• [What is being asked]: Below is a listing. Gather each line of it that contains "text".

• [Data provided]:

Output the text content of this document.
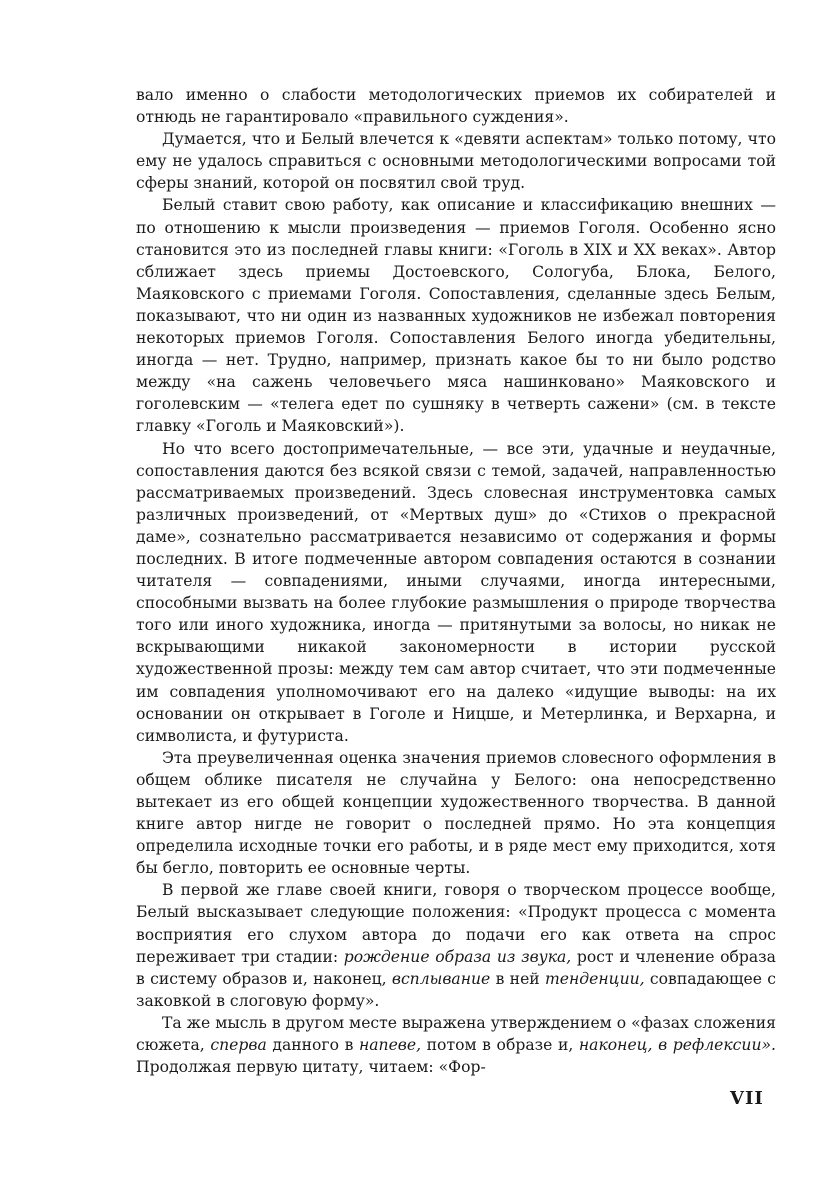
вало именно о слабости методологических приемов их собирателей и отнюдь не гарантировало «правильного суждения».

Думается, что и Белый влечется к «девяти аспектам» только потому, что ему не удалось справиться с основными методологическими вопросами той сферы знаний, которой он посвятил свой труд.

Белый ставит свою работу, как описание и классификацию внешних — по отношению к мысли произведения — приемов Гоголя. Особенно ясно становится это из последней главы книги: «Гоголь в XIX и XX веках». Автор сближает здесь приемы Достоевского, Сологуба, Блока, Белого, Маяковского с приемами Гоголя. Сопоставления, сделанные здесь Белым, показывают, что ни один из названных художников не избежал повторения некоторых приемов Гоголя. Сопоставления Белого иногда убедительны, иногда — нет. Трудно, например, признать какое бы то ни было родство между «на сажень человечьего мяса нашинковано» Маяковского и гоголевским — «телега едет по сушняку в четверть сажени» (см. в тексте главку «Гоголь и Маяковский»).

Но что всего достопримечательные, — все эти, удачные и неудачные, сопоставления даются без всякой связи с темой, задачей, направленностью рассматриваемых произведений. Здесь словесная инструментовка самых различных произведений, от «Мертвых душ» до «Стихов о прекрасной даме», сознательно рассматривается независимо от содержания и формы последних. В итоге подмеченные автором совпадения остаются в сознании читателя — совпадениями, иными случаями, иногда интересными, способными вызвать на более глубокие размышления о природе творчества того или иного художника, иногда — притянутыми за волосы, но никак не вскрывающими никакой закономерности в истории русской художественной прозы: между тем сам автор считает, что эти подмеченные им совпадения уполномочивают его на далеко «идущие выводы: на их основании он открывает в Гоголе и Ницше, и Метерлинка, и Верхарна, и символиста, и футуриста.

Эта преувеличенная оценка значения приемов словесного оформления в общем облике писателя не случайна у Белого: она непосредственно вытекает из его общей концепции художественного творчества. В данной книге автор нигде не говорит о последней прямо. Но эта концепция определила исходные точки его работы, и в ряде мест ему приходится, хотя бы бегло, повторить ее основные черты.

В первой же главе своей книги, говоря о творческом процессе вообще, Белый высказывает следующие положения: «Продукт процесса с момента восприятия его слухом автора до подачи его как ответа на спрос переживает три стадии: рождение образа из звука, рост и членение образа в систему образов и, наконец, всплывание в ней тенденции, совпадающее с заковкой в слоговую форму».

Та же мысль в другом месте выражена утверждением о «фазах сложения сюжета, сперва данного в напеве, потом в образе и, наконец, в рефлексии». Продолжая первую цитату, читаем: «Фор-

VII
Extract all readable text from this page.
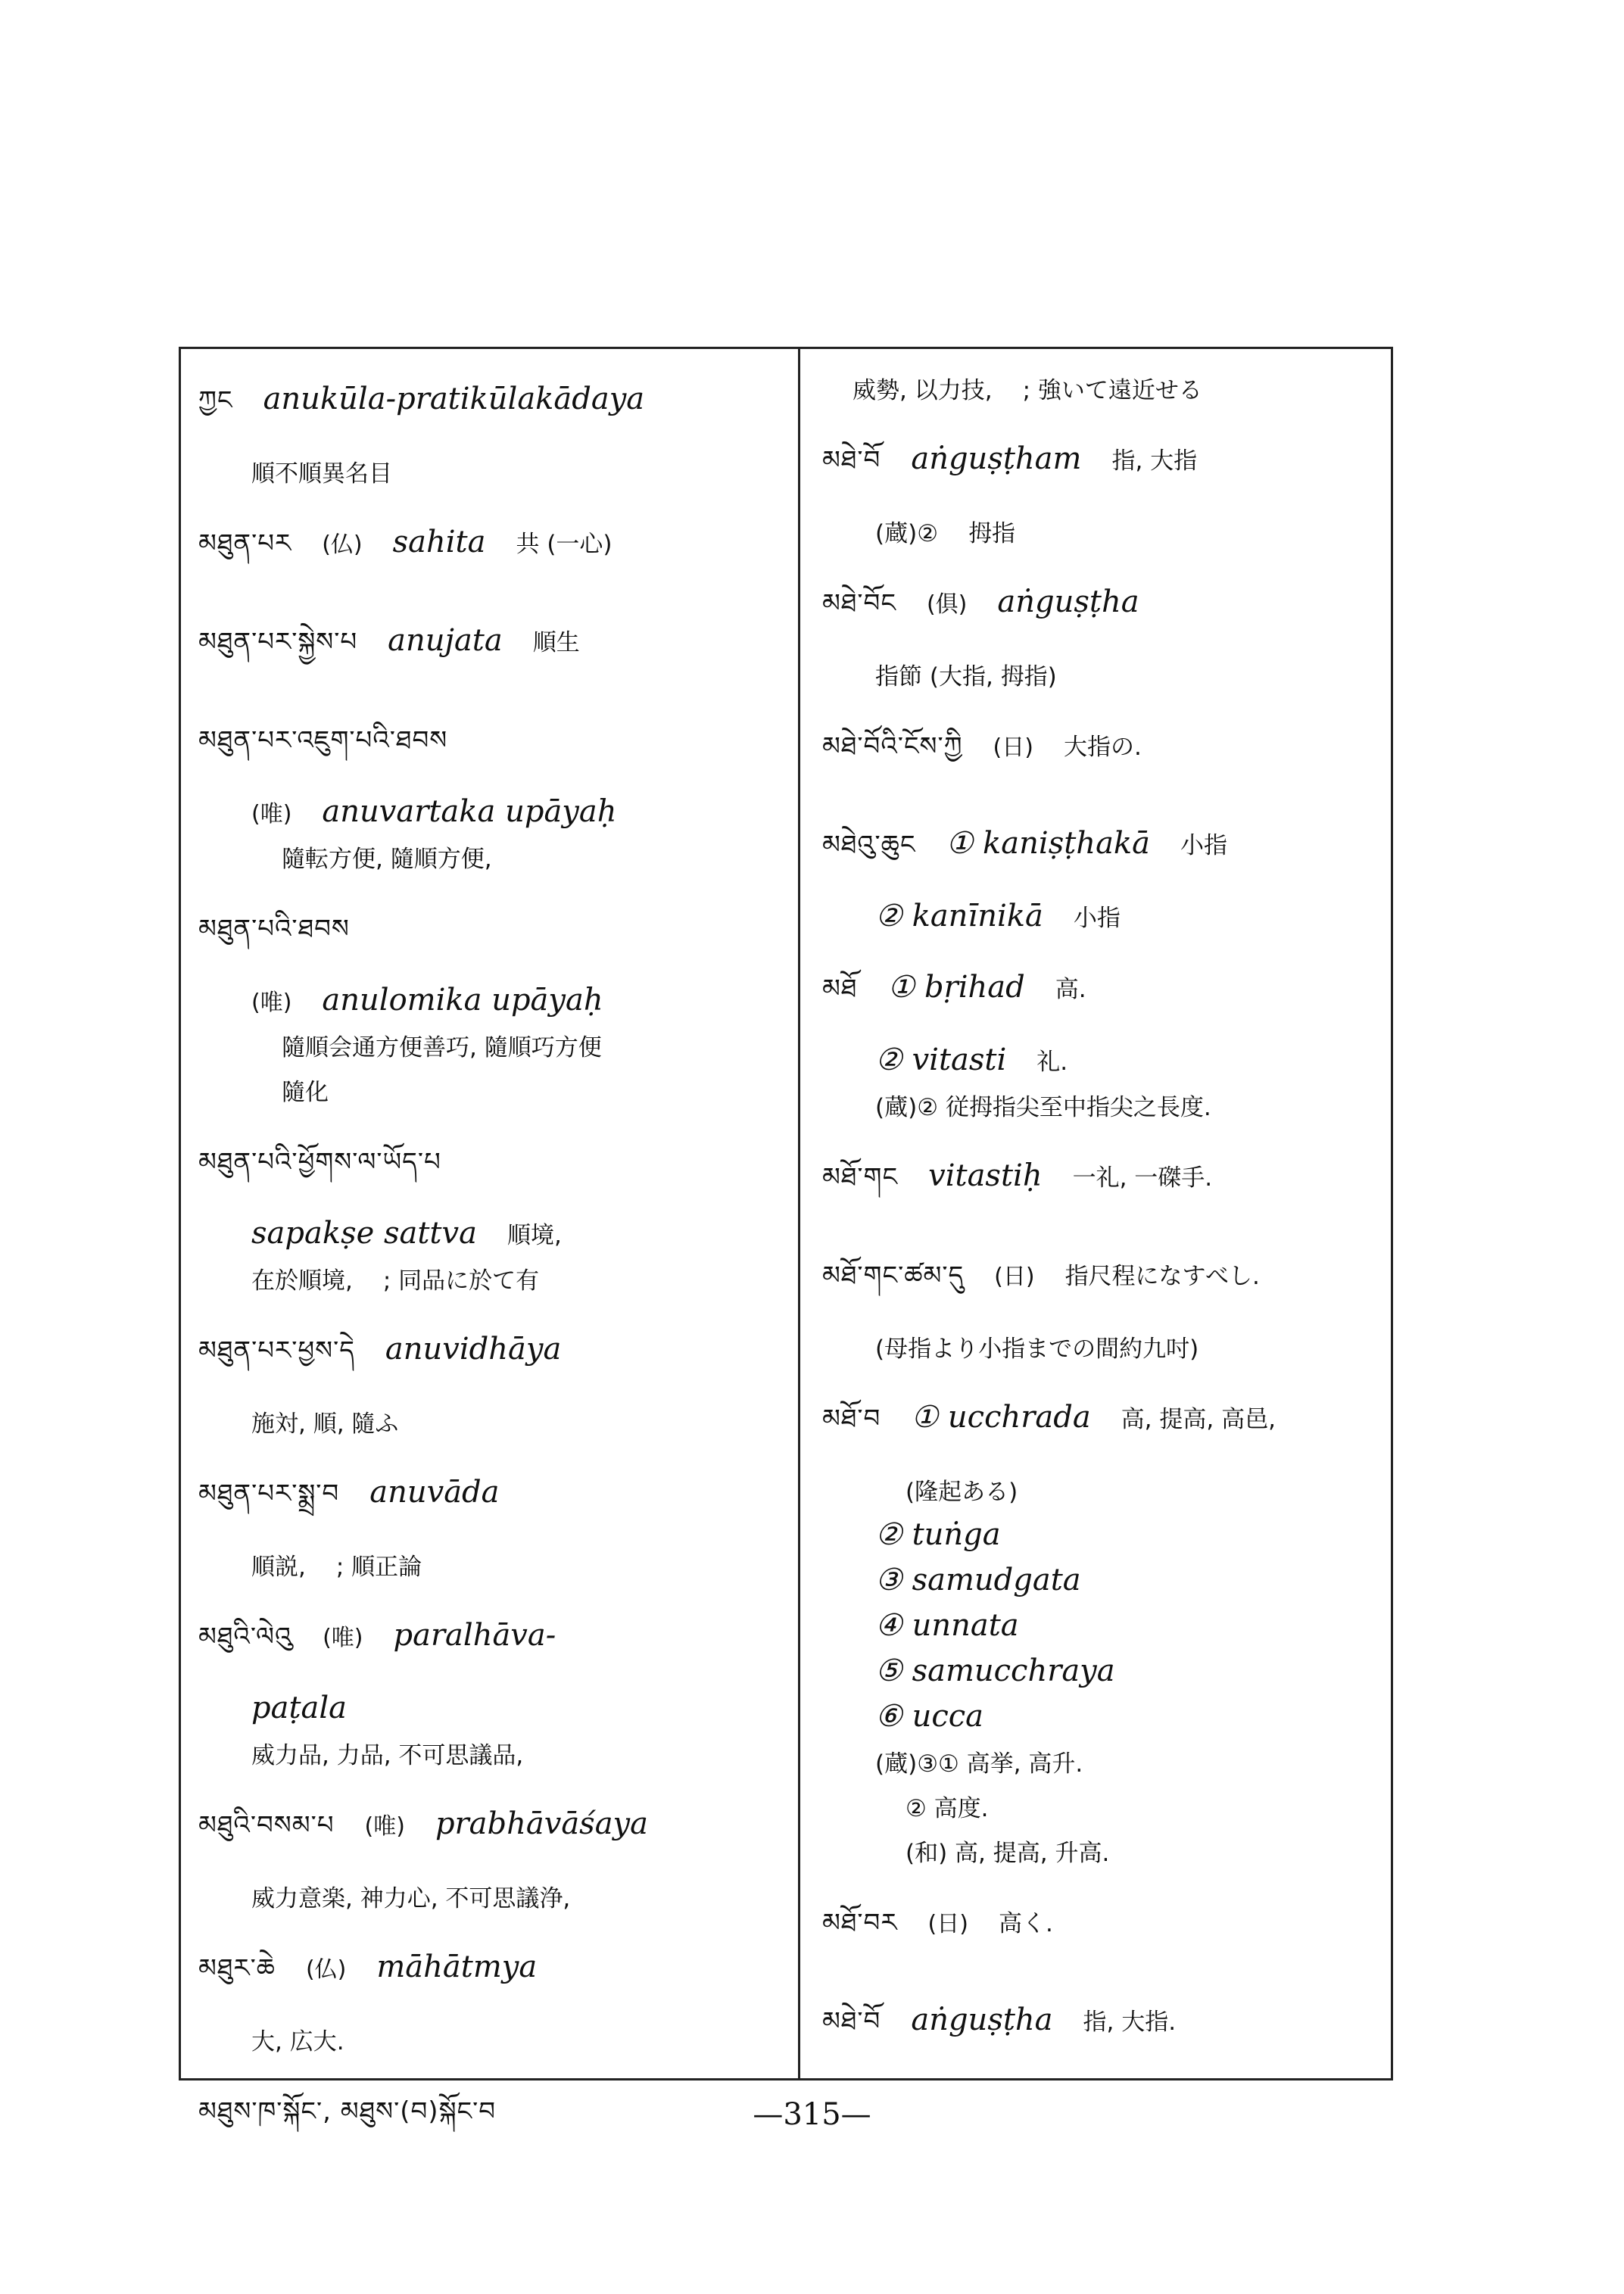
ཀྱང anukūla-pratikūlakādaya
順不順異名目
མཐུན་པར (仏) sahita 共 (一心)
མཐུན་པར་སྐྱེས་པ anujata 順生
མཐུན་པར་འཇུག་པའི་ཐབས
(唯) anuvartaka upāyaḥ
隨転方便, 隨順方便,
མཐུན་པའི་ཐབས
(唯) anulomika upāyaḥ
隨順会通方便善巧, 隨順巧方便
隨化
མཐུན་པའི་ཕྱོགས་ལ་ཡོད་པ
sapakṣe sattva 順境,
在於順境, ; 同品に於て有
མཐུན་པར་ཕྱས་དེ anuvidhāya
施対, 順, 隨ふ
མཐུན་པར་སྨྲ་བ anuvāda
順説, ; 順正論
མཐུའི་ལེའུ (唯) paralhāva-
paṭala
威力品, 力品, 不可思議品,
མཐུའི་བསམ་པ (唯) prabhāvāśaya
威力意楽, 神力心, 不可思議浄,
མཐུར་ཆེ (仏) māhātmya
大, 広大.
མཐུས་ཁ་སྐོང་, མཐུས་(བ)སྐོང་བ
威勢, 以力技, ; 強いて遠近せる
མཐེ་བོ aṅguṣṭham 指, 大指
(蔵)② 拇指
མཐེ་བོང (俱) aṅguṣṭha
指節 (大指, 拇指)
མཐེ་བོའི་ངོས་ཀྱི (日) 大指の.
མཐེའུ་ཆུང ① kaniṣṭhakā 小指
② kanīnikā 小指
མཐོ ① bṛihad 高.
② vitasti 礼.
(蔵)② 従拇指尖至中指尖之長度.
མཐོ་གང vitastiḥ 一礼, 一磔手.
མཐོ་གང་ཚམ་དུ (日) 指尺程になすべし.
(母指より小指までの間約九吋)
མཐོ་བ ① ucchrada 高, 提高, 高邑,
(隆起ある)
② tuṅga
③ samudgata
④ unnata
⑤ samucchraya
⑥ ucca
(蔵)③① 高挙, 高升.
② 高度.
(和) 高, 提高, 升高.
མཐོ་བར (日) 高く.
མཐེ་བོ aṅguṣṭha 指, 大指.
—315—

• [Result of this task]:
Output the text content of this document.
Extract all readable text from this page.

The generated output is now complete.